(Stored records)

--- start ---

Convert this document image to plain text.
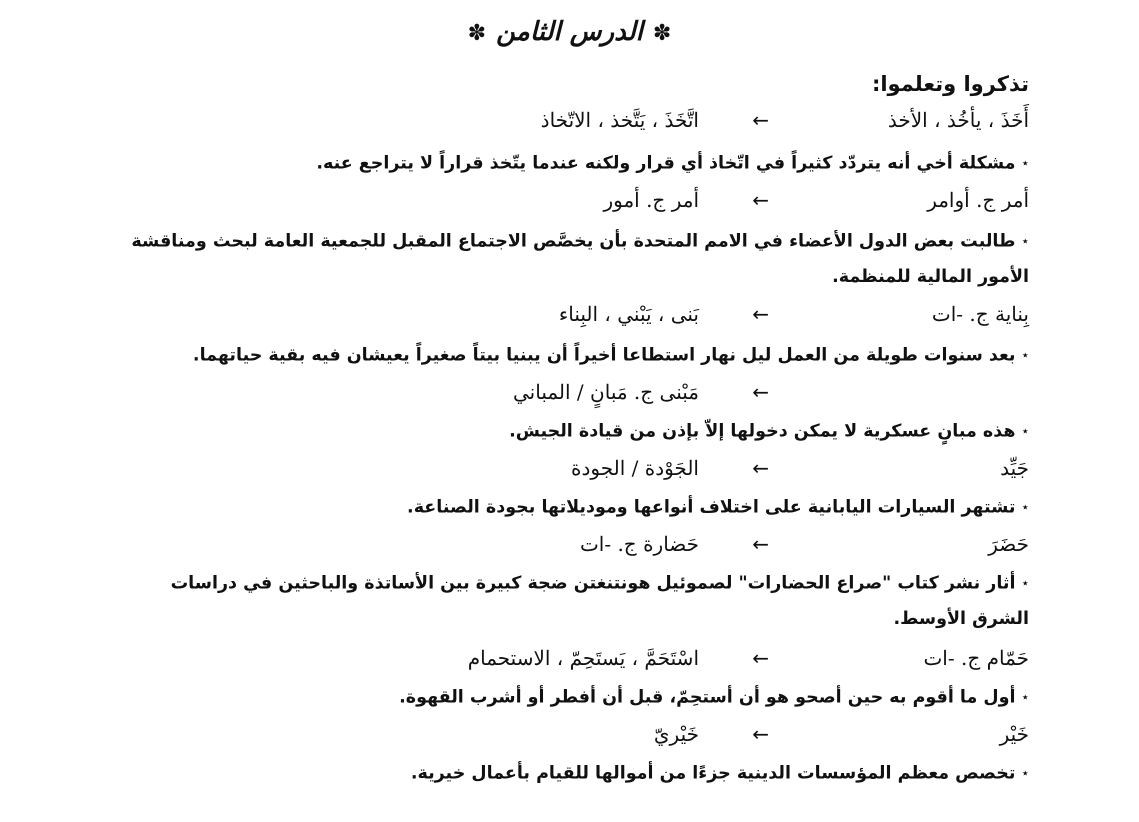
✽الدرس الثامن✽
تذكروا وتعلموا:
أَخَذَ ، يأخُذ ، الأخذ
←
اتَّخَذَ ، يَتَّخذ ، الاتّخاذ
⋆مشكلة أخي أنه يتردّد كثيراً في اتّخاذ أي قرار ولكنه عندما يتّخذ قراراً لا يتراجع عنه.
أمر ج. أوامر
←
أمر ج. أمور
⋆طالبت بعض الدول الأعضاء في الامم المتحدة بأن يخصَّص الاجتماع المقبل للجمعية العامة لبحث ومناقشة الأمور المالية للمنظمة.
بِناية ج. -ات
←
بَنى ، يَبْني ، البِناء
⋆بعد سنوات طويلة من العمل ليل نهار استطاعا أخيراً أن يبنيا بيتاً صغيراً يعيشان فيه بقية حياتهما.
←
مَبْنى ج. مَبانٍ / المباني
⋆هذه مبانٍ عسكرية لا يمكن دخولها إلاّ بإذن من قيادة الجيش.
جَيِّد
←
الجَوْدة / الجودة
⋆تشتهر السيارات اليابانية على اختلاف أنواعها وموديلاتها بجودة الصناعة.
حَضَرَ
←
حَضارة ج. -ات
⋆أثار نشر كتاب "صراع الحضارات" لصموئيل هونتنغتن ضجة كبيرة بين الأساتذة والباحثين في دراسات الشرق الأوسط.
حَمّام ج. -ات
←
اسْتَحَمَّ ، يَستَحِمّ ، الاستحمام
⋆أول ما أقوم به حين أصحو هو أن أستحِمّ، قبل أن أفطر أو أشرب القهوة.
خَيْر
←
خَيْريّ
⋆تخصص معظم المؤسسات الدينية جزءًا من أموالها للقيام بأعمال خيرية.
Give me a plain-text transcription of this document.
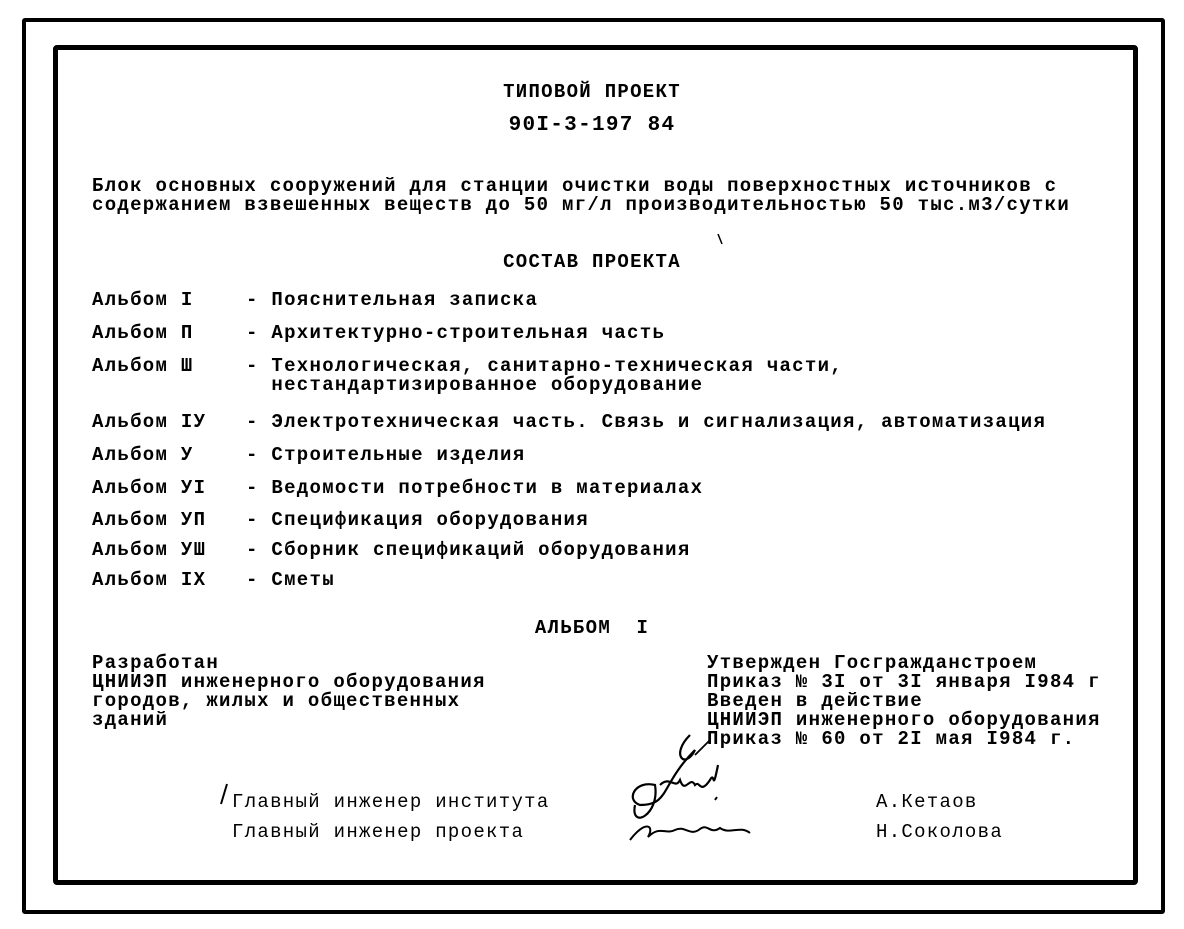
ТИПОВОЙ ПРОЕКТ
90I-3-197 84
Блок основных сооружений для станции очистки воды поверхностных источников с
содержанием взвешенных веществ до 50 мг/л производительностью 50 тыс.м3/сутки
СОСТАВ ПРОЕКТА
Альбом I	- Пояснительная записка
Альбом П	- Архитектурно-строительная часть
Альбом Ш	- Технологическая, санитарно-техническая части,
нестандартизированное оборудование
Альбом IУ - Электротехническая часть. Связь и сигнализация, автоматизация
Альбом У	- Строительные изделия
Альбом УI - Ведомости потребности в материалах
Альбом УП - Спецификация оборудования
Альбом УШ - Сборник спецификаций оборудования
Альбом IX - Сметы
АЛЬБОМ  I
Разработан
ЦНИИЭП инженерного оборудования
городов, жилых и общественных
зданий
Утвержден Госгражданстроем
Приказ № 3I от 3I января I984 г
Введен в действие
ЦНИИЭП инженерного оборудования
Приказ № 60 от 2I мая I984 г.
Главный инженер института	А.Кетаов
Главный инженер проекта	Н.Соколова
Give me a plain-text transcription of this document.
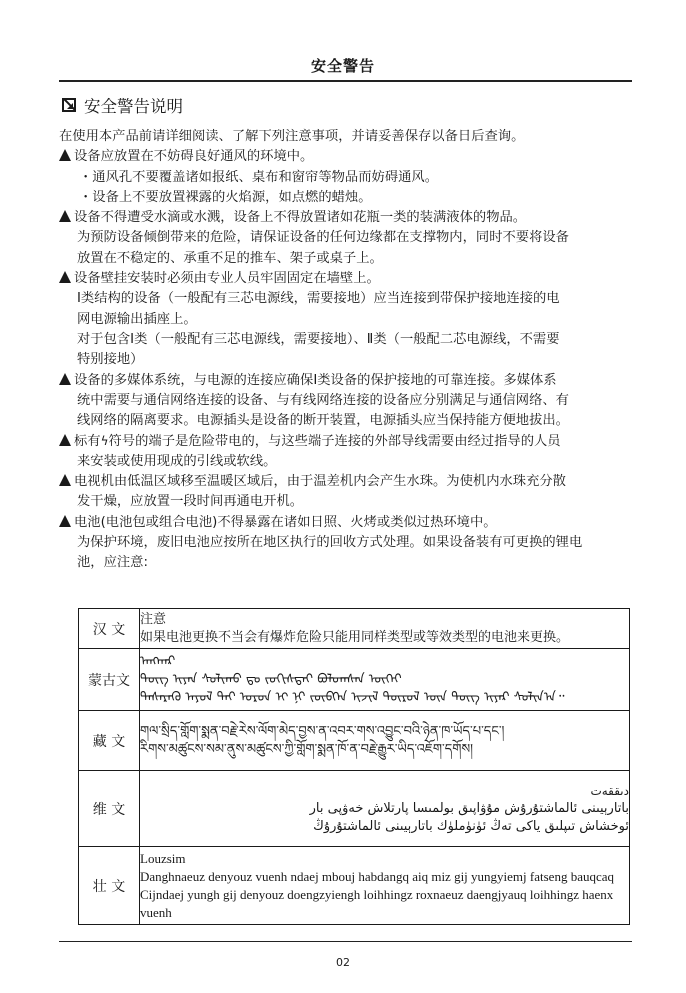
安全警告
安全警告说明
在使用本产品前请详细阅读、了解下列注意事项，并请妥善保存以备日后查询。
设备应放置在不妨碍良好通风的环境中。
・通风孔不要覆盖诸如报纸、桌布和窗帘等物品而妨碍通风。
・设备上不要放置裸露的火焰源，如点燃的蜡烛。
设备不得遭受水滴或水溅，设备上不得放置诸如花瓶一类的装满液体的物品。
为预防设备倾倒带来的危险，请保证设备的任何边缘都在支撑物内，同时不要将设备
放置在不稳定的、承重不足的推车、架子或桌子上。
设备壁挂安装时必须由专业人员牢固固定在墙壁上。
Ⅰ类结构的设备（一般配有三芯电源线，需要接地）应当连接到带保护接地连接的电
网电源输出插座上。
对于包含Ⅰ类（一般配有三芯电源线，需要接地）、Ⅱ类（一般配二芯电源线，不需要
特别接地）
设备的多媒体系统，与电源的连接应确保Ⅰ类设备的保护接地的可靠连接。多媒体系
统中需要与通信网络连接的设备、与有线网络连接的设备应分别满足与通信网络、有
线网络的隔离要求。电源插头是设备的断开装置，电源插头应当保持能方便地拔出。
标有ϟ符号的端子是危险带电的，与这些端子连接的外部导线需要由经过指导的人员
来安装或使用现成的引线或软线。
电视机由低温区域移至温暖区域后，由于温差机内会产生水珠。为使机内水珠充分散
发干燥，应放置一段时间再通电开机。
电池(电池包或组合电池)不得暴露在诸如日照、火烤或类似过热环境中。
为保护环境，废旧电池应按所在地区执行的回收方式处理。如果设备装有可更换的锂电
池，应注意:
汉 文	注意
如果电池更换不当会有爆炸危险只能用同样类型或等效类型的电池来更换。

蒙古文	ᠠᠩᠬᠠᠷ
ᠲᠦᠭ ᠢᠶᠡᠨ ᠰᠣᠯᠢᠬᠤ ᠳᠤ ᠵᠣᠬᠢᠰᠲᠠᠢ ᠪᠣᠯᠤᠭᠰᠠᠨ ᠦᠭᠡᠢ
ᠲᠡᠰᠡᠷᠡᠬᠦ ᠠᠶᠤᠯ ᠲᠠᠢ ᠤᠷᠤᠨ ᠢ ᠨᠢ ᠵᠥᠪᠬᠡᠨ ᠢᠵᠢᠯ ᠲᠥᠷᠥᠯ ᠦᠨ ᠲᠦᠭ ᠢᠶᠡᠷ ᠰᠣᠯᠢᠨ᠎ᠠ᠃

藏 文	གལ་སྲིད་གློག་སྨན་བརྗེ་རེས་ལོག་མེད་བྱས་ན་འབར་གས་འབྱུང་བའི་ཉེན་ཁ་ཡོད་པ་དང་།
རིགས་མཚུངས་སམ་ནུས་མཚུངས་ཀྱི་གློག་སྨན་ཁོ་ན་བརྗེ་རྒྱུར་ཡིད་འཇོག་དགོས།

维 文	دىققەت
باتارېيىنى ئالماشتۇرۇش مۇۋاپىق بولمىسا پارتلاش خەۋپى بار
ئوخشاش تىپلىق ياكى تەڭ ئۈنۈملۈك باتارېيىنى ئالماشتۇرۇڭ

壮 文	Louzsim
Danghnaeuz denyouz vuenh ndaej mbouj habdangq aiq miz gij yungyiemj fatseng bauqcaq
Cijndaej yungh gij denyouz doengzyiengh loihhingz roxnaeuz daengjyauq loihhingz haenx vuenh
02
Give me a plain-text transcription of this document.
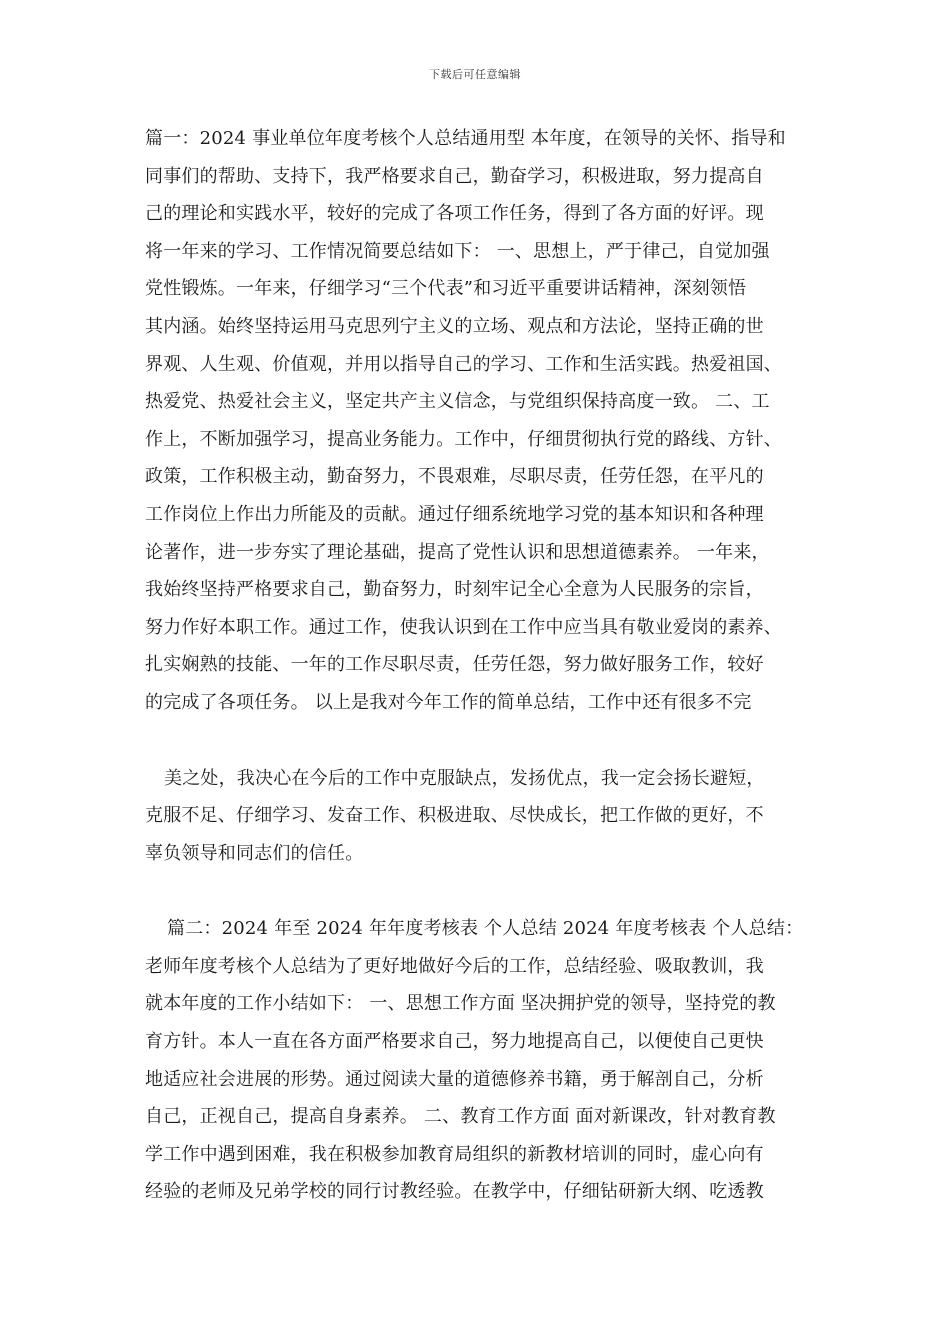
下载后可任意编辑
篇一：2024 事业单位年度考核个人总结通用型 本年度，在领导的关怀、指导和
同事们的帮助、支持下，我严格要求自己，勤奋学习，积极进取，努力提高自
己的理论和实践水平，较好的完成了各项工作任务，得到了各方面的好评。现
将一年来的学习、工作情况简要总结如下： 一、思想上，严于律己，自觉加强
党性锻炼。一年来，仔细学习“三个代表”和习近平重要讲话精神，深刻领悟
其内涵。始终坚持运用马克思列宁主义的立场、观点和方法论，坚持正确的世
界观、人生观、价值观，并用以指导自己的学习、工作和生活实践。热爱祖国、
热爱党、热爱社会主义，坚定共产主义信念，与党组织保持高度一致。 二、工
作上，不断加强学习，提高业务能力。工作中，仔细贯彻执行党的路线、方针、
政策，工作积极主动，勤奋努力，不畏艰难，尽职尽责，任劳任怨，在平凡的
工作岗位上作出力所能及的贡献。通过仔细系统地学习党的基本知识和各种理
论著作，进一步夯实了理论基础，提高了党性认识和思想道德素养。 一年来，
我始终坚持严格要求自己，勤奋努力，时刻牢记全心全意为人民服务的宗旨，
努力作好本职工作。通过工作，使我认识到在工作中应当具有敬业爱岗的素养、
扎实娴熟的技能、一年的工作尽职尽责，任劳任怨，努力做好服务工作，较好
的完成了各项任务。 以上是我对今年工作的简单总结，工作中还有很多不完
美之处，我决心在今后的工作中克服缺点，发扬优点，我一定会扬长避短，
克服不足、仔细学习、发奋工作、积极进取、尽快成长，把工作做的更好，不
辜负领导和同志们的信任。
篇二：2024 年至 2024 年年度考核表 个人总结 2024 年度考核表 个人总结：
老师年度考核个人总结为了更好地做好今后的工作，总结经验、吸取教训，我
就本年度的工作小结如下： 一、思想工作方面 坚决拥护党的领导，坚持党的教
育方针。本人一直在各方面严格要求自己，努力地提高自己，以便使自己更快
地适应社会进展的形势。通过阅读大量的道德修养书籍，勇于解剖自己，分析
自己，正视自己，提高自身素养。 二、教育工作方面 面对新课改，针对教育教
学工作中遇到困难，我在积极参加教育局组织的新教材培训的同时，虚心向有
经验的老师及兄弟学校的同行讨教经验。在教学中，仔细钻研新大纲、吃透教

--- end ---

#### SHORT TASK
Look through the entries and find each line that has the string "denyouz". Copy those lines.

#### OUTPUT OF THE TASK
Danghnaeuz denyouz vuenh ndaej mbouj habdangq aiq miz gij yungyiemj fatseng bauqcaq
Cijndaej yungh gij denyouz doengzyiengh loihhingz roxnaeuz daengjyauq loihhingz haenx vuenh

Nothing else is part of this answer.